● **YOUR GOAL**
Repeat the data word for word. Do not include the pictures.

═══ MATERIAL PROVIDED ═══

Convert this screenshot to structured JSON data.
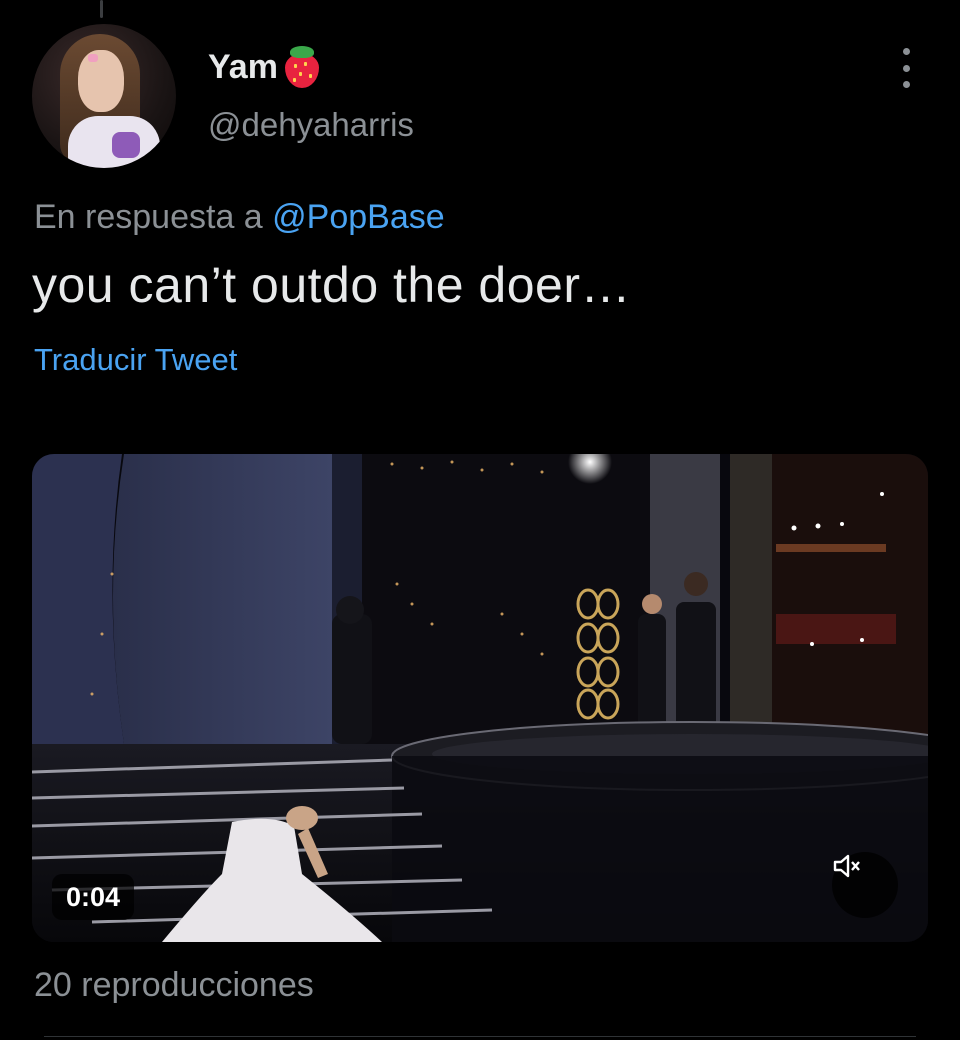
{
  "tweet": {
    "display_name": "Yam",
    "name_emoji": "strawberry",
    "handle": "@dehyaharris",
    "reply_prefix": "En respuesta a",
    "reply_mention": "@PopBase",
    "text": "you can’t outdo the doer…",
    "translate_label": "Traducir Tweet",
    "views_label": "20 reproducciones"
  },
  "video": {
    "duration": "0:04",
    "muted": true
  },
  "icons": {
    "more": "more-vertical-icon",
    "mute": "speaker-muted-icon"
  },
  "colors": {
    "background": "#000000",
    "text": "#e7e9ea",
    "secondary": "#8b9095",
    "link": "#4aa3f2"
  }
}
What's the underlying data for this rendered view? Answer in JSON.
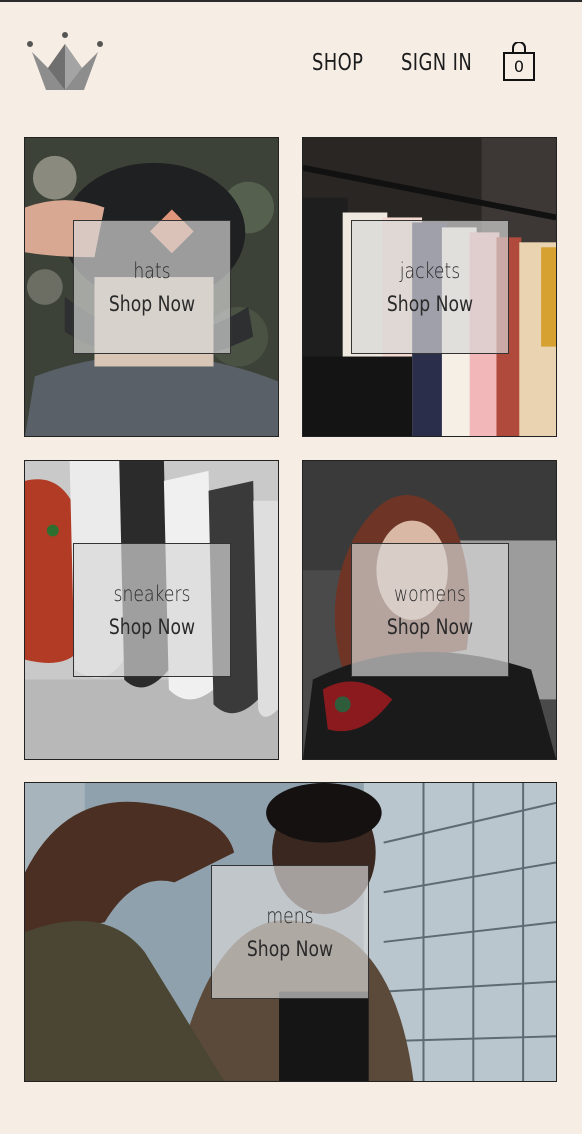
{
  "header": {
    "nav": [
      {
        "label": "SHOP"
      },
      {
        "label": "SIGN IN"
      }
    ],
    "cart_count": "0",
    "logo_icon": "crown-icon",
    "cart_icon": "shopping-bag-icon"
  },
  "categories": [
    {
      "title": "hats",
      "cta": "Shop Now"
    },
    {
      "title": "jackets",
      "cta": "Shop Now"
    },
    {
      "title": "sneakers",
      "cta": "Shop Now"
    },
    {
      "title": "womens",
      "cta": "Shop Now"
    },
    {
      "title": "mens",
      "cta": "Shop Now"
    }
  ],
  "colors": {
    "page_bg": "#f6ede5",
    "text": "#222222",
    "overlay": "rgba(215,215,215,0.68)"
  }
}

═══

● **TASK RESULT**
Convert this screenshot to structured JSON data.
{
  "tweet": {
    "display_name": "Yam",
    "name_emoji": "strawberry",
    "handle": "@dehyaharris",
    "reply_prefix": "En respuesta a",
    "reply_mention": "@PopBase",
    "text": "you can’t outdo the doer…",
    "translate_label": "Traducir Tweet",
    "views_label": "20 reproducciones"
  },
  "video": {
    "duration": "0:04",
    "muted": true
  },
  "icons": {
    "more": "more-vertical-icon",
    "mute": "speaker-muted-icon"
  },
  "colors": {
    "background": "#000000",
    "text": "#e7e9ea",
    "secondary": "#8b9095",
    "link": "#4aa3f2"
  }
}
What's the underlying data for this rendered view? Answer in JSON.
{
  "header": {
    "nav": [
      {
        "label": "SHOP"
      },
      {
        "label": "SIGN IN"
      }
    ],
    "cart_count": "0",
    "logo_icon": "crown-icon",
    "cart_icon": "shopping-bag-icon"
  },
  "categories": [
    {
      "title": "hats",
      "cta": "Shop Now"
    },
    {
      "title": "jackets",
      "cta": "Shop Now"
    },
    {
      "title": "sneakers",
      "cta": "Shop Now"
    },
    {
      "title": "womens",
      "cta": "Shop Now"
    },
    {
      "title": "mens",
      "cta": "Shop Now"
    }
  ],
  "colors": {
    "page_bg": "#f6ede5",
    "text": "#222222",
    "overlay": "rgba(215,215,215,0.68)"
  }
}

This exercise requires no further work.